== Do this ==
Transcribe each line of the material as it is, and drop any picture.

Extracted data entries:

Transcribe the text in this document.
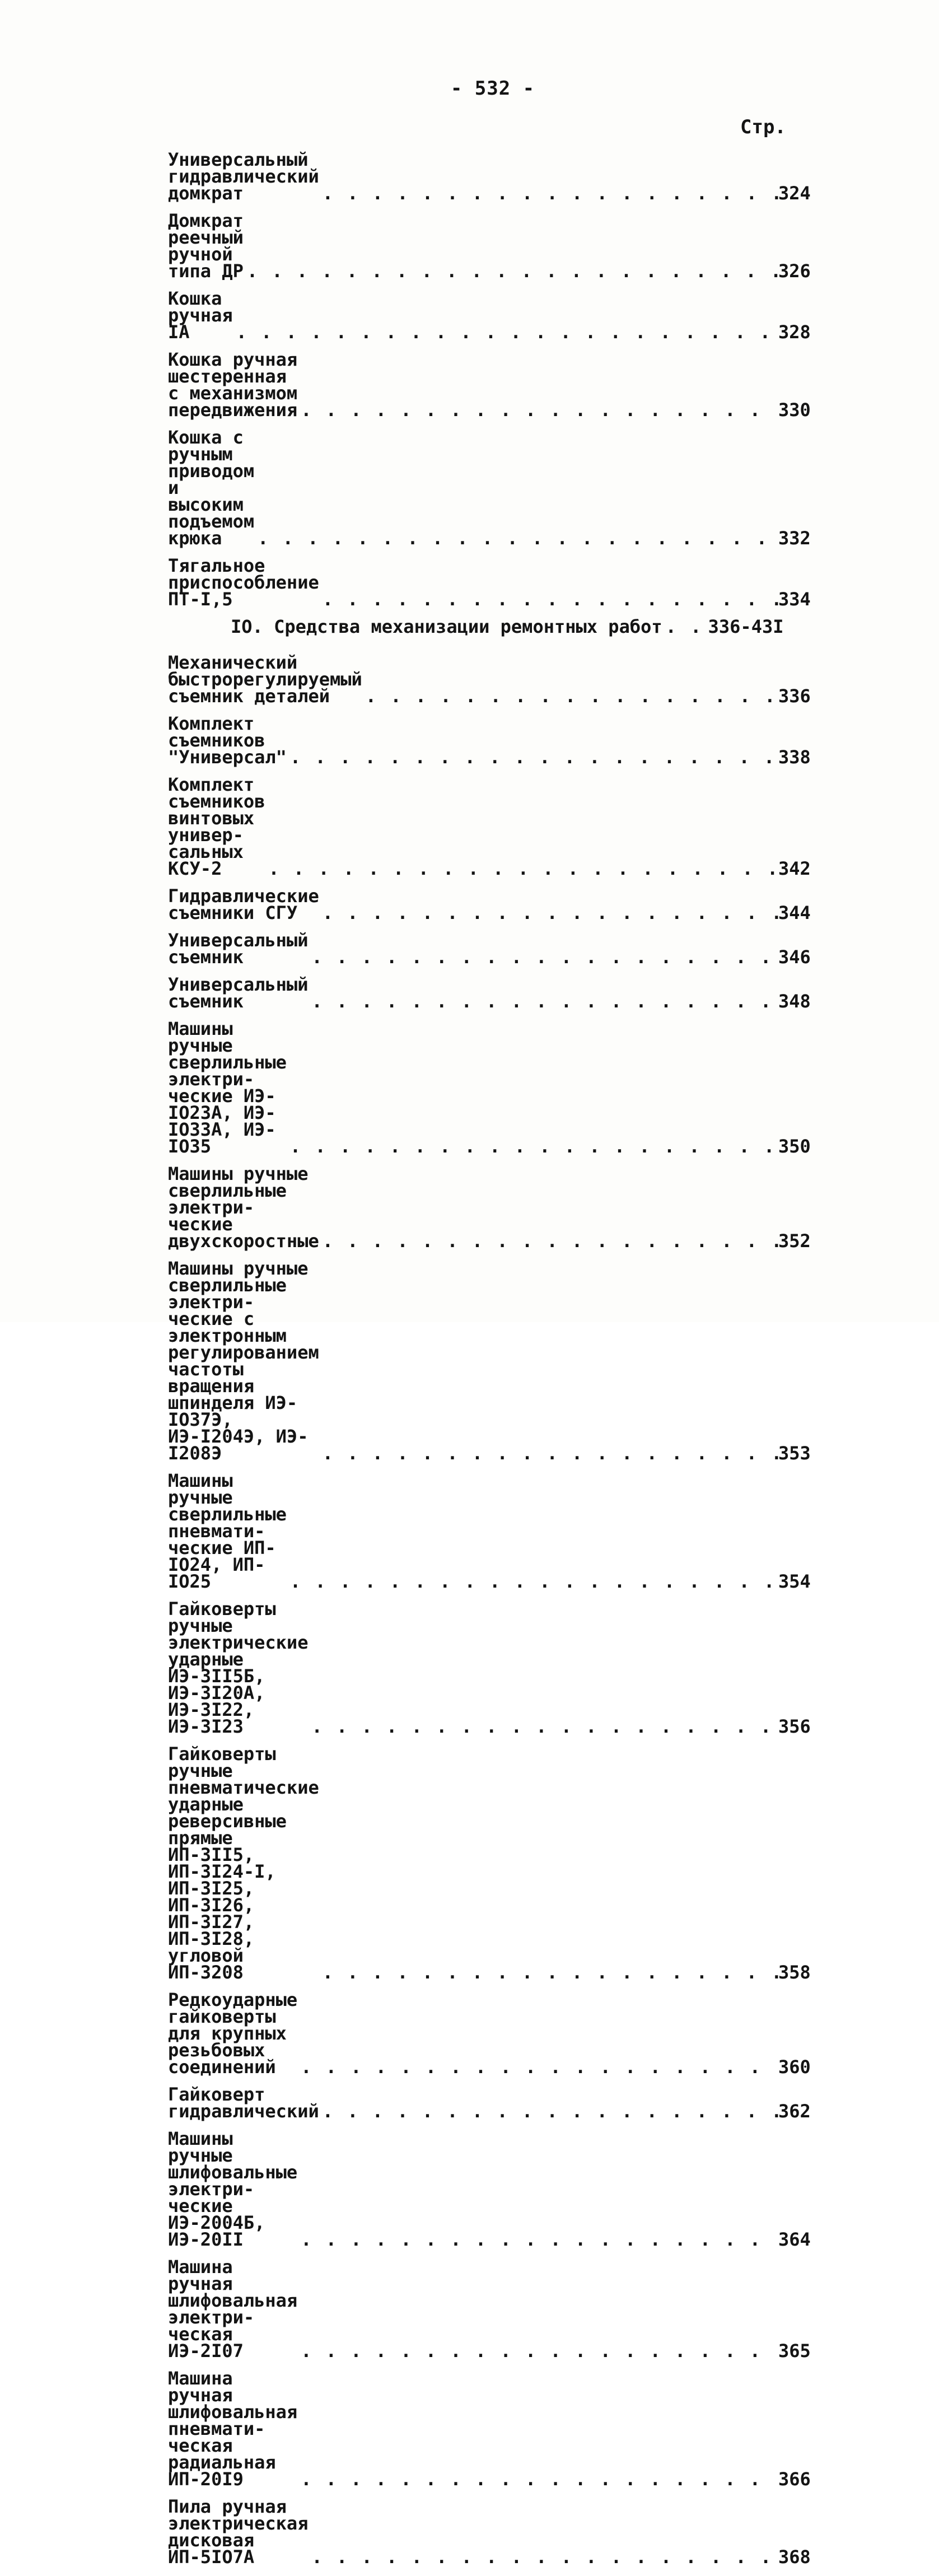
- 532 -
Стр.
Универсальный гидравлический домкрат . . .	324
Домкрат реечный ручной типа ДР . . .	326
Кошка ручная IA . . .	328
Кошка ручная шестеренная с механизмом
передвижения . . .	330
Кошка с ручным приводом и высоким
подъемом крюка . . .	332
Тягальное приспособление ПТ-I,5 . . .	334
IO. Средства механизации ремонтных работ . . .	336-43I
Механический быстрорегулируемый
съемник деталей . . .	336
Комплект съемников "Универсал" . . .	338
Комплект съемников винтовых универ-
сальных КСУ-2 . . .	342
Гидравлические съемники СГУ . . .	344
Универсальный съемник . . .	346
Универсальный съемник . . .	348
Машины ручные сверлильные электри-
ческие ИЭ-IO23A, ИЭ-IO33A, ИЭ-IO35 . . .	350
Машины ручные сверлильные электри-
ческие двухскоростные . . .	352
Машины ручные сверлильные электри-
ческие с электронным регулированием
частоты вращения шпинделя ИЭ-IO37Э,
ИЭ-I204Э, ИЭ-I208Э . . .	353
Машины ручные сверлильные пневмати-
ческие ИП-IO24, ИП-IO25 . . .	354
Гайковерты ручные электрические ударные
ИЭ-3II5Б, ИЭ-3I20A, ИЭ-3I22, ИЭ-3I23 . . .	356
Гайковерты ручные пневматические ударные
реверсивные прямые ИП-3II5, ИП-3I24-I,
ИП-3I25, ИП-3I26, ИП-3I27, ИП-3I28,
угловой ИП-3208 . . .	358
Редкоударные гайковерты для крупных
резьбовых соединений . . .	360
Гайковерт гидравлический . . .	362
Машины ручные шлифовальные электри-
ческие ИЭ-2004Б, ИЭ-20II . . .	364
Машина ручная шлифовальная электри-
ческая ИЭ-2I07 . . .	365
Машина ручная шлифовальная пневмати-
ческая радиальная ИП-20I9 . . .	366
Пила ручная электрическая дисковая ИП-5IO7A . . .	368
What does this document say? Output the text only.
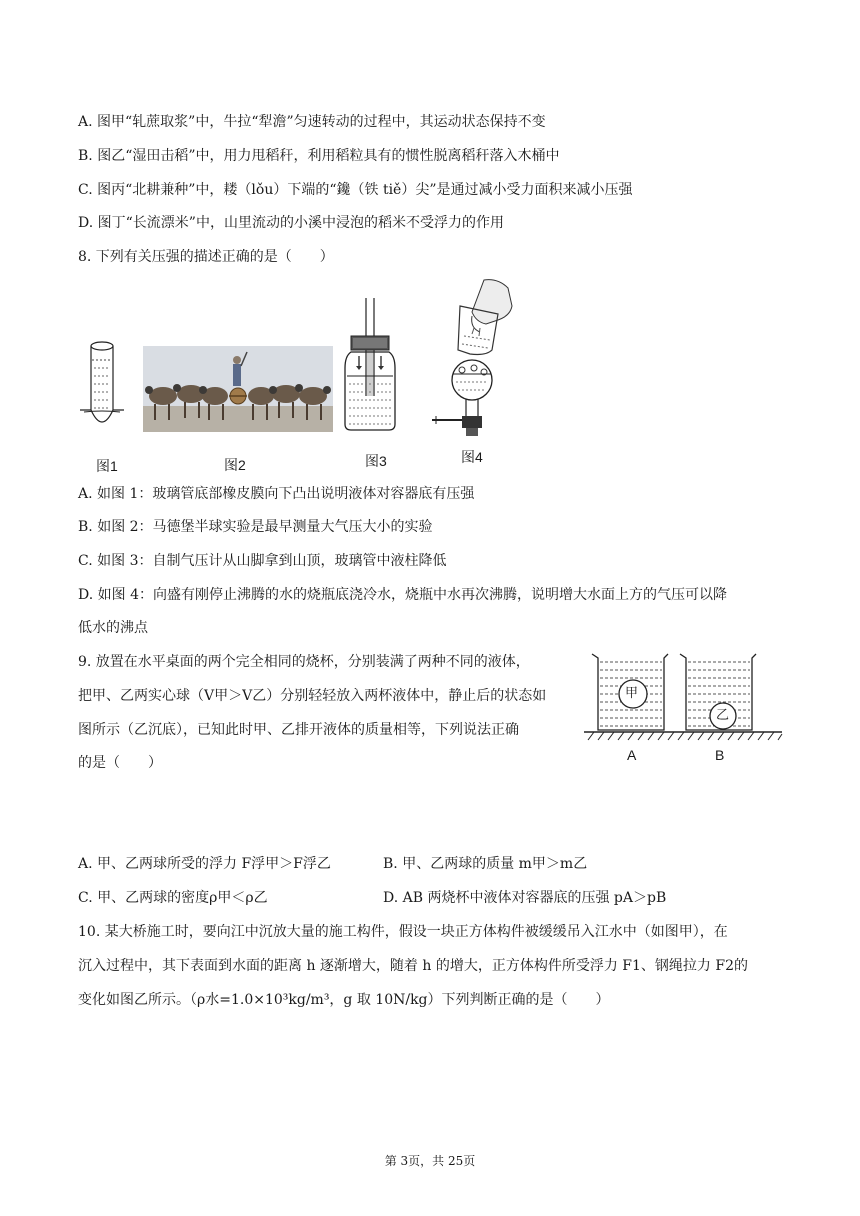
A. 图甲“轧蔗取浆”中，牛拉“犁澹”匀速转动的过程中，其运动状态保持不变
B. 图乙“湿田击稻”中，用力甩稻秆，利用稻粒具有的惯性脱离稻秆落入木桶中
C. 图丙“北耕兼种”中，耧（lǒu）下端的“鑱（铁 tiě）尖”是通过减小受力面积来减小压强
D. 图丁“长流漂米”中，山里流动的小溪中浸泡的稻米不受浮力的作用
8. 下列有关压强的描述正确的是（　　）
图1	图2	图3	图4
A. 如图 1：玻璃管底部橡皮膜向下凸出说明液体对容器底有压强
B. 如图 2：马德堡半球实验是最早测量大气压大小的实验
C. 如图 3：自制气压计从山脚拿到山顶，玻璃管中液柱降低
D. 如图 4：向盛有刚停止沸腾的水的烧瓶底浇冷水，烧瓶中水再次沸腾，说明增大水面上方的气压可以降
低水的沸点
9. 放置在水平桌面的两个完全相同的烧杯，分别装满了两种不同的液体，
把甲、乙两实心球（V甲＞V乙）分别轻轻放入两杯液体中，静止后的状态如
图所示（乙沉底），已知此时甲、乙排开液体的质量相等，下列说法正确
的是（　　）
甲
乙
A	B
A. 甲、乙两球所受的浮力 F浮甲＞F浮乙	B. 甲、乙两球的质量 m甲＞m乙
C. 甲、乙两球的密度ρ甲＜ρ乙	D. AB 两烧杯中液体对容器底的压强 pA＞pB
10. 某大桥施工时，要向江中沉放大量的施工构件，假设一块正方体构件被缓缓吊入江水中（如图甲），在
沉入过程中，其下表面到水面的距离 h 逐渐增大，随着 h 的增大，正方体构件所受浮力 F1、钢绳拉力 F2的
变化如图乙所示。（ρ水=1.0×10³kg/m³，g 取 10N/kg）下列判断正确的是（　　）
第 3页，共 25页
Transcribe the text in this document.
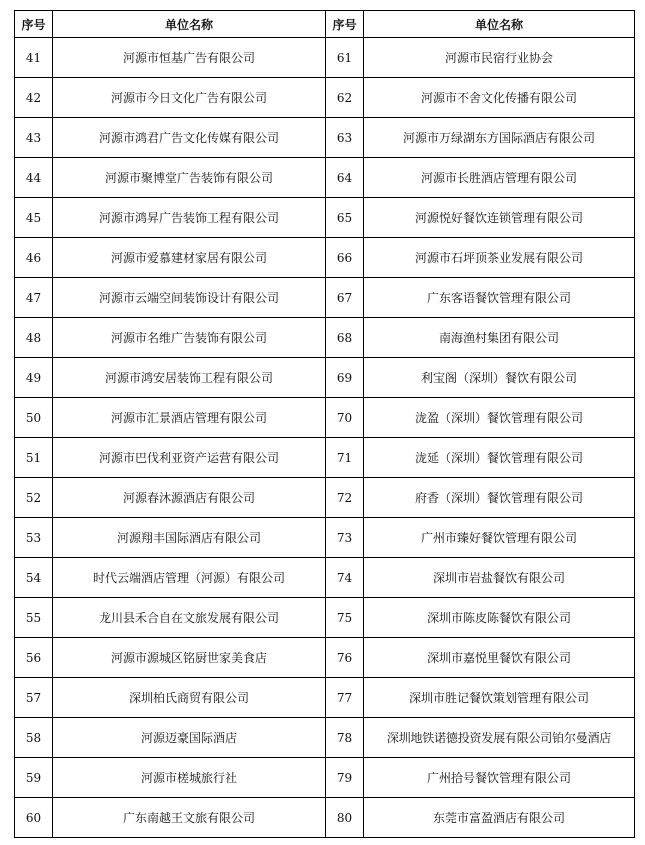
序号	单位名称	序号	单位名称
41	河源市恒基广告有限公司	61	河源市民宿行业协会
42	河源市今日文化广告有限公司	62	河源市不舍文化传播有限公司
43	河源市鸿君广告文化传媒有限公司	63	河源市万绿湖东方国际酒店有限公司
44	河源市聚博堂广告装饰有限公司	64	河源市长胜酒店管理有限公司
45	河源市鸿昇广告装饰工程有限公司	65	河源悦好餐饮连锁管理有限公司
46	河源市爱慕建材家居有限公司	66	河源市石坪顶茶业发展有限公司
47	河源市云端空间装饰设计有限公司	67	广东客语餐饮管理有限公司
48	河源市名维广告装饰有限公司	68	南海渔村集团有限公司
49	河源市鸿安居装饰工程有限公司	69	利宝阁（深圳）餐饮有限公司
50	河源市汇景酒店管理有限公司	70	泷盈（深圳）餐饮管理有限公司
51	河源市巴伐利亚资产运营有限公司	71	泷延（深圳）餐饮管理有限公司
52	河源春沐源酒店有限公司	72	府香（深圳）餐饮管理有限公司
53	河源翔丰国际酒店有限公司	73	广州市臻好餐饮管理有限公司
54	时代云端酒店管理（河源）有限公司	74	深圳市岩盐餐饮有限公司
55	龙川县禾合自在文旅发展有限公司	75	深圳市陈皮陈餐饮有限公司
56	河源市源城区铭厨世家美食店	76	深圳市嘉悦里餐饮有限公司
57	深圳柏氏商贸有限公司	77	深圳市胜记餐饮策划管理有限公司
58	河源迈豪国际酒店	78	深圳地铁诺德投资发展有限公司铂尔曼酒店
59	河源市槎城旅行社	79	广州拾号餐饮管理有限公司
60	广东南越王文旅有限公司	80	东莞市富盈酒店有限公司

== Response to this task ==
Transcribe the text in this document.
- 532 -
Стр.
Универсальный гидравлический домкрат . . .	324
Домкрат реечный ручной типа ДР . . .	326
Кошка ручная IA . . .	328
Кошка ручная шестеренная с механизмом
передвижения . . .	330
Кошка с ручным приводом и высоким
подъемом крюка . . .	332
Тягальное приспособление ПТ-I,5 . . .	334
IO. Средства механизации ремонтных работ . . .	336-43I
Механический быстрорегулируемый
съемник деталей . . .	336
Комплект съемников "Универсал" . . .	338
Комплект съемников винтовых универ-
сальных КСУ-2 . . .	342
Гидравлические съемники СГУ . . .	344
Универсальный съемник . . .	346
Универсальный съемник . . .	348
Машины ручные сверлильные электри-
ческие ИЭ-IO23A, ИЭ-IO33A, ИЭ-IO35 . . .	350
Машины ручные сверлильные электри-
ческие двухскоростные . . .	352
Машины ручные сверлильные электри-
ческие с электронным регулированием
частоты вращения шпинделя ИЭ-IO37Э,
ИЭ-I204Э, ИЭ-I208Э . . .	353
Машины ручные сверлильные пневмати-
ческие ИП-IO24, ИП-IO25 . . .	354
Гайковерты ручные электрические ударные
ИЭ-3II5Б, ИЭ-3I20A, ИЭ-3I22, ИЭ-3I23 . . .	356
Гайковерты ручные пневматические ударные
реверсивные прямые ИП-3II5, ИП-3I24-I,
ИП-3I25, ИП-3I26, ИП-3I27, ИП-3I28,
угловой ИП-3208 . . .	358
Редкоударные гайковерты для крупных
резьбовых соединений . . .	360
Гайковерт гидравлический . . .	362
Машины ручные шлифовальные электри-
ческие ИЭ-2004Б, ИЭ-20II . . .	364
Машина ручная шлифовальная электри-
ческая ИЭ-2I07 . . .	365
Машина ручная шлифовальная пневмати-
ческая радиальная ИП-20I9 . . .	366
Пила ручная электрическая дисковая ИП-5IO7A . . .	368
What does this document say? Output the text only.
A. 图甲“轧蔗取浆”中，牛拉“犁澹”匀速转动的过程中，其运动状态保持不变
B. 图乙“湿田击稻”中，用力甩稻秆，利用稻粒具有的惯性脱离稻秆落入木桶中
C. 图丙“北耕兼种”中，耧（lǒu）下端的“鑱（铁 tiě）尖”是通过减小受力面积来减小压强
D. 图丁“长流漂米”中，山里流动的小溪中浸泡的稻米不受浮力的作用
8. 下列有关压强的描述正确的是（　　）
图1	图2	图3	图4
A. 如图 1：玻璃管底部橡皮膜向下凸出说明液体对容器底有压强
B. 如图 2：马德堡半球实验是最早测量大气压大小的实验
C. 如图 3：自制气压计从山脚拿到山顶，玻璃管中液柱降低
D. 如图 4：向盛有刚停止沸腾的水的烧瓶底浇冷水，烧瓶中水再次沸腾，说明增大水面上方的气压可以降
低水的沸点
9. 放置在水平桌面的两个完全相同的烧杯，分别装满了两种不同的液体，
把甲、乙两实心球（V甲＞V乙）分别轻轻放入两杯液体中，静止后的状态如
图所示（乙沉底），已知此时甲、乙排开液体的质量相等，下列说法正确
的是（　　）
甲
乙
A	B
A. 甲、乙两球所受的浮力 F浮甲＞F浮乙	B. 甲、乙两球的质量 m甲＞m乙
C. 甲、乙两球的密度ρ甲＜ρ乙	D. AB 两烧杯中液体对容器底的压强 pA＞pB
10. 某大桥施工时，要向江中沉放大量的施工构件，假设一块正方体构件被缓缓吊入江水中（如图甲），在
沉入过程中，其下表面到水面的距离 h 逐渐增大，随着 h 的增大，正方体构件所受浮力 F1、钢绳拉力 F2的
变化如图乙所示。（ρ水=1.0×10³kg/m³，g 取 10N/kg）下列判断正确的是（　　）
第 3页，共 25页
Transcribe the text in this document.
序号	单位名称	序号	单位名称
41	河源市恒基广告有限公司	61	河源市民宿行业协会
42	河源市今日文化广告有限公司	62	河源市不舍文化传播有限公司
43	河源市鸿君广告文化传媒有限公司	63	河源市万绿湖东方国际酒店有限公司
44	河源市聚博堂广告装饰有限公司	64	河源市长胜酒店管理有限公司
45	河源市鸿昇广告装饰工程有限公司	65	河源悦好餐饮连锁管理有限公司
46	河源市爱慕建材家居有限公司	66	河源市石坪顶茶业发展有限公司
47	河源市云端空间装饰设计有限公司	67	广东客语餐饮管理有限公司
48	河源市名维广告装饰有限公司	68	南海渔村集团有限公司
49	河源市鸿安居装饰工程有限公司	69	利宝阁（深圳）餐饮有限公司
50	河源市汇景酒店管理有限公司	70	泷盈（深圳）餐饮管理有限公司
51	河源市巴伐利亚资产运营有限公司	71	泷延（深圳）餐饮管理有限公司
52	河源春沐源酒店有限公司	72	府香（深圳）餐饮管理有限公司
53	河源翔丰国际酒店有限公司	73	广州市臻好餐饮管理有限公司
54	时代云端酒店管理（河源）有限公司	74	深圳市岩盐餐饮有限公司
55	龙川县禾合自在文旅发展有限公司	75	深圳市陈皮陈餐饮有限公司
56	河源市源城区铭厨世家美食店	76	深圳市嘉悦里餐饮有限公司
57	深圳柏氏商贸有限公司	77	深圳市胜记餐饮策划管理有限公司
58	河源迈豪国际酒店	78	深圳地铁诺德投资发展有限公司铂尔曼酒店
59	河源市槎城旅行社	79	广州拾号餐饮管理有限公司
60	广东南越王文旅有限公司	80	东莞市富盈酒店有限公司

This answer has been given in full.